== Given task ==
Restate the entries below word for word, omitting nothing.

== Items ==

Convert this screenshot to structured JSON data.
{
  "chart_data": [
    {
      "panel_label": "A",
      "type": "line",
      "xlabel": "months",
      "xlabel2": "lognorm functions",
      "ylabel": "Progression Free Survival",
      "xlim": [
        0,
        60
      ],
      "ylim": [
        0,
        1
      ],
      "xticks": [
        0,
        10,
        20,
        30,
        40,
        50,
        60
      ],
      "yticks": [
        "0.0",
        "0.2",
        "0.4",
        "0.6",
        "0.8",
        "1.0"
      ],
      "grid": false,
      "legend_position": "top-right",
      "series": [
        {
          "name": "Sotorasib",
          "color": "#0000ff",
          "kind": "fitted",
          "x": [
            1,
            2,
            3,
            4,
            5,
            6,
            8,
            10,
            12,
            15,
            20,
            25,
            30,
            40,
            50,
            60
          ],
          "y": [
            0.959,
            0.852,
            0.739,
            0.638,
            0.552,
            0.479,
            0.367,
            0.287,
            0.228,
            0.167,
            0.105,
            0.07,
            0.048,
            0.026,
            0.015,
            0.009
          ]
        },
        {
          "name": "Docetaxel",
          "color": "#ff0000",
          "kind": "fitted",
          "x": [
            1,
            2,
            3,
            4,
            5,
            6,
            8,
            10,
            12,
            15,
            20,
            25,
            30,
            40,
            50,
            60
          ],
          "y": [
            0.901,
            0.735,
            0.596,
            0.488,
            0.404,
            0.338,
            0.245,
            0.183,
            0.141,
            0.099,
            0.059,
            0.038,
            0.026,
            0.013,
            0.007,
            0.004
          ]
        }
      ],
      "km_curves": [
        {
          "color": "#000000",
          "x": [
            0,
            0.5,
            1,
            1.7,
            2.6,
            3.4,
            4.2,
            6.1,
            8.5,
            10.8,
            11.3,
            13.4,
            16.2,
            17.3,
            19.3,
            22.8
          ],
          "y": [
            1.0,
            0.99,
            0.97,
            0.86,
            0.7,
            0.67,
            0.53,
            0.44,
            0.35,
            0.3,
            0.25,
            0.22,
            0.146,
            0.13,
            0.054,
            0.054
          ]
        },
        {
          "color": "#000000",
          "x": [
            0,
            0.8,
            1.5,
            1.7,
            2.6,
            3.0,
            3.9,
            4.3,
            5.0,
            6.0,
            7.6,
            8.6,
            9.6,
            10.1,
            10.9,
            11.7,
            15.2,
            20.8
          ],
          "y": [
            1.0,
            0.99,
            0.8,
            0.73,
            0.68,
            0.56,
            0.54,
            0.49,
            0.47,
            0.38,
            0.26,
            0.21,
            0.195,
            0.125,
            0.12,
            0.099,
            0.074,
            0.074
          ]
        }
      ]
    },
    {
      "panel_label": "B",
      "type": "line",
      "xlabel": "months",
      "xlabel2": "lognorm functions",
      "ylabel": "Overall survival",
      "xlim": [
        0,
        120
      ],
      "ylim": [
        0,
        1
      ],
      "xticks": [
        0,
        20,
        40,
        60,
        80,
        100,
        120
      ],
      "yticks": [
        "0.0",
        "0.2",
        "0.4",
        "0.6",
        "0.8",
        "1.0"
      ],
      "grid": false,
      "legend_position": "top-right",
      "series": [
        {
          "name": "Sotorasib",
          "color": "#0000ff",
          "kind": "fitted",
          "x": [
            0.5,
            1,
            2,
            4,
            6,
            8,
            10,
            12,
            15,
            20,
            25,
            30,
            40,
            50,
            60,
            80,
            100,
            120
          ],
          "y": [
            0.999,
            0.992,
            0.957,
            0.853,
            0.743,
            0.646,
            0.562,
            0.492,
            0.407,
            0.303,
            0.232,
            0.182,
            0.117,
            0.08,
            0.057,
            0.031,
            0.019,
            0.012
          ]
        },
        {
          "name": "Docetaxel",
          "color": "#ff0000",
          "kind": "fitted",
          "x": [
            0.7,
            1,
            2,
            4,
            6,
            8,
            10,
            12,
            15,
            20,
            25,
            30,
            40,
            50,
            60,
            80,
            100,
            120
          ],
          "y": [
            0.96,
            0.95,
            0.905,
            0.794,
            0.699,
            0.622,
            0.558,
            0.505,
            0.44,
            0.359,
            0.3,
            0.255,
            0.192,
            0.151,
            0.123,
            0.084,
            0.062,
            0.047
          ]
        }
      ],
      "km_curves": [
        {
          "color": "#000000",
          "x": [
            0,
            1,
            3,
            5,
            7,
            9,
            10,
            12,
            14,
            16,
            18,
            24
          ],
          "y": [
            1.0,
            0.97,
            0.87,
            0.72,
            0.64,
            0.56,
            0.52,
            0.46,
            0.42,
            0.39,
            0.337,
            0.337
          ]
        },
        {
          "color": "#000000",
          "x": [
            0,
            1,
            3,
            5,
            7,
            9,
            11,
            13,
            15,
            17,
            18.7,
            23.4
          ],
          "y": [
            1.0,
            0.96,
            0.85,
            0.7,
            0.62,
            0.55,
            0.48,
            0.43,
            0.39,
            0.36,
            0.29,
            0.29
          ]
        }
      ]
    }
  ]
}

== Response to this task ==
Convert this screenshot to structured JSON data.
{
  "chart_data": [
    {
      "panel_label": "A",
      "type": "line",
      "xlabel": "months",
      "xlabel2": "lognorm functions",
      "ylabel": "Progression Free Survival",
      "xlim": [
        0,
        60
      ],
      "ylim": [
        0,
        1
      ],
      "xticks": [
        0,
        10,
        20,
        30,
        40,
        50,
        60
      ],
      "yticks": [
        "0.0",
        "0.2",
        "0.4",
        "0.6",
        "0.8",
        "1.0"
      ],
      "grid": false,
      "legend_position": "top-right",
      "series": [
        {
          "name": "Sotorasib",
          "color": "#0000ff",
          "kind": "fitted",
          "x": [
            1,
            2,
            3,
            4,
            5,
            6,
            8,
            10,
            12,
            15,
            20,
            25,
            30,
            40,
            50,
            60
          ],
          "y": [
            0.959,
            0.852,
            0.739,
            0.638,
            0.552,
            0.479,
            0.367,
            0.287,
            0.228,
            0.167,
            0.105,
            0.07,
            0.048,
            0.026,
            0.015,
            0.009
          ]
        },
        {
          "name": "Docetaxel",
          "color": "#ff0000",
          "kind": "fitted",
          "x": [
            1,
            2,
            3,
            4,
            5,
            6,
            8,
            10,
            12,
            15,
            20,
            25,
            30,
            40,
            50,
            60
          ],
          "y": [
            0.901,
            0.735,
            0.596,
            0.488,
            0.404,
            0.338,
            0.245,
            0.183,
            0.141,
            0.099,
            0.059,
            0.038,
            0.026,
            0.013,
            0.007,
            0.004
          ]
        }
      ],
      "km_curves": [
        {
          "color": "#000000",
          "x": [
            0,
            0.5,
            1,
            1.7,
            2.6,
            3.4,
            4.2,
            6.1,
            8.5,
            10.8,
            11.3,
            13.4,
            16.2,
            17.3,
            19.3,
            22.8
          ],
          "y": [
            1.0,
            0.99,
            0.97,
            0.86,
            0.7,
            0.67,
            0.53,
            0.44,
            0.35,
            0.3,
            0.25,
            0.22,
            0.146,
            0.13,
            0.054,
            0.054
          ]
        },
        {
          "color": "#000000",
          "x": [
            0,
            0.8,
            1.5,
            1.7,
            2.6,
            3.0,
            3.9,
            4.3,
            5.0,
            6.0,
            7.6,
            8.6,
            9.6,
            10.1,
            10.9,
            11.7,
            15.2,
            20.8
          ],
          "y": [
            1.0,
            0.99,
            0.8,
            0.73,
            0.68,
            0.56,
            0.54,
            0.49,
            0.47,
            0.38,
            0.26,
            0.21,
            0.195,
            0.125,
            0.12,
            0.099,
            0.074,
            0.074
          ]
        }
      ]
    },
    {
      "panel_label": "B",
      "type": "line",
      "xlabel": "months",
      "xlabel2": "lognorm functions",
      "ylabel": "Overall survival",
      "xlim": [
        0,
        120
      ],
      "ylim": [
        0,
        1
      ],
      "xticks": [
        0,
        20,
        40,
        60,
        80,
        100,
        120
      ],
      "yticks": [
        "0.0",
        "0.2",
        "0.4",
        "0.6",
        "0.8",
        "1.0"
      ],
      "grid": false,
      "legend_position": "top-right",
      "series": [
        {
          "name": "Sotorasib",
          "color": "#0000ff",
          "kind": "fitted",
          "x": [
            0.5,
            1,
            2,
            4,
            6,
            8,
            10,
            12,
            15,
            20,
            25,
            30,
            40,
            50,
            60,
            80,
            100,
            120
          ],
          "y": [
            0.999,
            0.992,
            0.957,
            0.853,
            0.743,
            0.646,
            0.562,
            0.492,
            0.407,
            0.303,
            0.232,
            0.182,
            0.117,
            0.08,
            0.057,
            0.031,
            0.019,
            0.012
          ]
        },
        {
          "name": "Docetaxel",
          "color": "#ff0000",
          "kind": "fitted",
          "x": [
            0.7,
            1,
            2,
            4,
            6,
            8,
            10,
            12,
            15,
            20,
            25,
            30,
            40,
            50,
            60,
            80,
            100,
            120
          ],
          "y": [
            0.96,
            0.95,
            0.905,
            0.794,
            0.699,
            0.622,
            0.558,
            0.505,
            0.44,
            0.359,
            0.3,
            0.255,
            0.192,
            0.151,
            0.123,
            0.084,
            0.062,
            0.047
          ]
        }
      ],
      "km_curves": [
        {
          "color": "#000000",
          "x": [
            0,
            1,
            3,
            5,
            7,
            9,
            10,
            12,
            14,
            16,
            18,
            24
          ],
          "y": [
            1.0,
            0.97,
            0.87,
            0.72,
            0.64,
            0.56,
            0.52,
            0.46,
            0.42,
            0.39,
            0.337,
            0.337
          ]
        },
        {
          "color": "#000000",
          "x": [
            0,
            1,
            3,
            5,
            7,
            9,
            11,
            13,
            15,
            17,
            18.7,
            23.4
          ],
          "y": [
            1.0,
            0.96,
            0.85,
            0.7,
            0.62,
            0.55,
            0.48,
            0.43,
            0.39,
            0.36,
            0.29,
            0.29
          ]
        }
      ]
    }
  ]
}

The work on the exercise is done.